* START Record excerpts *
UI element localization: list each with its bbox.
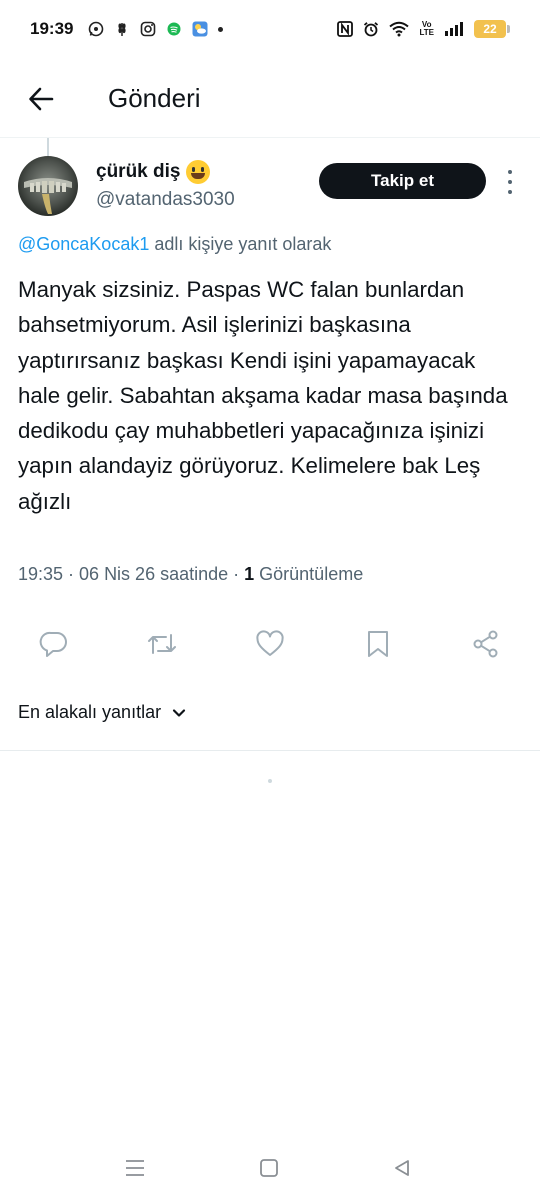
like-icon xyxy=(256,630,284,656)
battery-level: 22 xyxy=(483,22,497,36)
view-count: 1 xyxy=(244,564,255,584)
more-options-button[interactable] xyxy=(502,170,518,194)
page-title: Gönderi xyxy=(108,83,201,113)
share-icon xyxy=(473,630,498,658)
reply-button[interactable] xyxy=(38,628,70,660)
more-dot-icon xyxy=(508,180,512,184)
reply-icon xyxy=(39,631,67,657)
triangle-back-icon xyxy=(395,1160,409,1176)
nfc-icon xyxy=(337,21,354,37)
more-dot-icon xyxy=(508,190,512,194)
user-handle[interactable]: @vatandas3030 xyxy=(96,189,235,211)
back-button[interactable] xyxy=(24,82,58,116)
display-name[interactable]: çürük diş xyxy=(96,160,211,184)
arrow-left-icon xyxy=(29,87,54,111)
whatsapp-icon xyxy=(88,21,104,37)
display-name-text: çürük diş xyxy=(96,161,181,182)
post-meta: 19:35 · 06 Nis 26 saatinde · 1 Görüntüle… xyxy=(18,564,363,585)
reply-to-context: @GoncaKocak1 adlı kişiye yanıt olarak xyxy=(18,234,331,255)
status-bar: 19:39 Vo LTE 22 xyxy=(0,0,540,64)
view-label: Görüntüleme xyxy=(254,564,364,584)
home-button[interactable] xyxy=(255,1154,283,1182)
reply-to-suffix: adlı kişiye yanıt olarak xyxy=(149,234,332,254)
status-time: 19:39 xyxy=(30,19,74,38)
replies-sort-dropdown[interactable]: En alakalı yanıtlar xyxy=(18,702,187,723)
notification-icons xyxy=(88,21,223,37)
app-header: Gönderi xyxy=(0,64,540,138)
like-button[interactable] xyxy=(254,628,286,660)
bookmark-button[interactable] xyxy=(362,628,394,660)
wifi-icon xyxy=(389,21,410,37)
wheat-icon xyxy=(118,23,126,36)
bookmark-icon xyxy=(368,631,388,657)
more-notifications-icon xyxy=(218,26,223,32)
system-icons: Vo LTE 22 xyxy=(337,20,510,38)
post-text: Manyak sizsiniz. Paspas WC falan bunlard… xyxy=(18,277,508,514)
square-icon xyxy=(260,1159,278,1177)
post-actions xyxy=(0,622,540,666)
system-navigation-bar xyxy=(0,1140,540,1199)
share-button[interactable] xyxy=(470,628,502,660)
chevron-down-icon xyxy=(172,708,186,717)
instagram-icon xyxy=(140,21,156,37)
volte-bottom-label: LTE xyxy=(419,28,434,37)
battery-icon: 22 xyxy=(474,20,510,38)
menu-lines-icon xyxy=(126,1160,144,1176)
sort-label: En alakalı yanıtlar xyxy=(18,702,162,722)
thread-connector xyxy=(47,138,49,156)
alarm-icon xyxy=(364,22,379,37)
follow-button[interactable]: Takip et xyxy=(319,163,486,199)
volte-icon: Vo LTE xyxy=(419,21,434,37)
weather-icon xyxy=(192,21,208,37)
grinning-face-emoji-icon xyxy=(186,160,211,184)
signal-icon xyxy=(445,22,463,36)
reply-to-mention-link[interactable]: @GoncaKocak1 xyxy=(18,234,149,254)
loading-indicator xyxy=(268,779,272,783)
avatar[interactable] xyxy=(18,156,78,216)
repost-button[interactable] xyxy=(146,628,178,660)
more-dot-icon xyxy=(508,170,512,174)
divider xyxy=(0,750,540,751)
recents-button[interactable] xyxy=(121,1154,149,1182)
back-system-button[interactable] xyxy=(388,1154,416,1182)
avatar-image xyxy=(18,156,78,216)
spotify-icon xyxy=(167,22,181,36)
repost-icon xyxy=(148,634,176,654)
post-timestamp[interactable]: 19:35 · 06 Nis 26 saatinde · xyxy=(18,564,244,584)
* END Record excerpts *
Please quote the listing lines from the one with "like-icon xyxy=(256,630,284,656)" up to and including the one with "more-dot-icon xyxy=(508,190,512,194)".

like-icon xyxy=(256,630,284,656)
battery-level: 22 xyxy=(483,22,497,36)
view-count: 1 xyxy=(244,564,255,584)
more-options-button[interactable] xyxy=(502,170,518,194)
page-title: Gönderi xyxy=(108,83,201,113)
share-icon xyxy=(473,630,498,658)
reply-button[interactable] xyxy=(38,628,70,660)
more-dot-icon xyxy=(508,180,512,184)
reply-icon xyxy=(39,631,67,657)
triangle-back-icon xyxy=(395,1160,409,1176)
nfc-icon xyxy=(337,21,354,37)
more-dot-icon xyxy=(508,190,512,194)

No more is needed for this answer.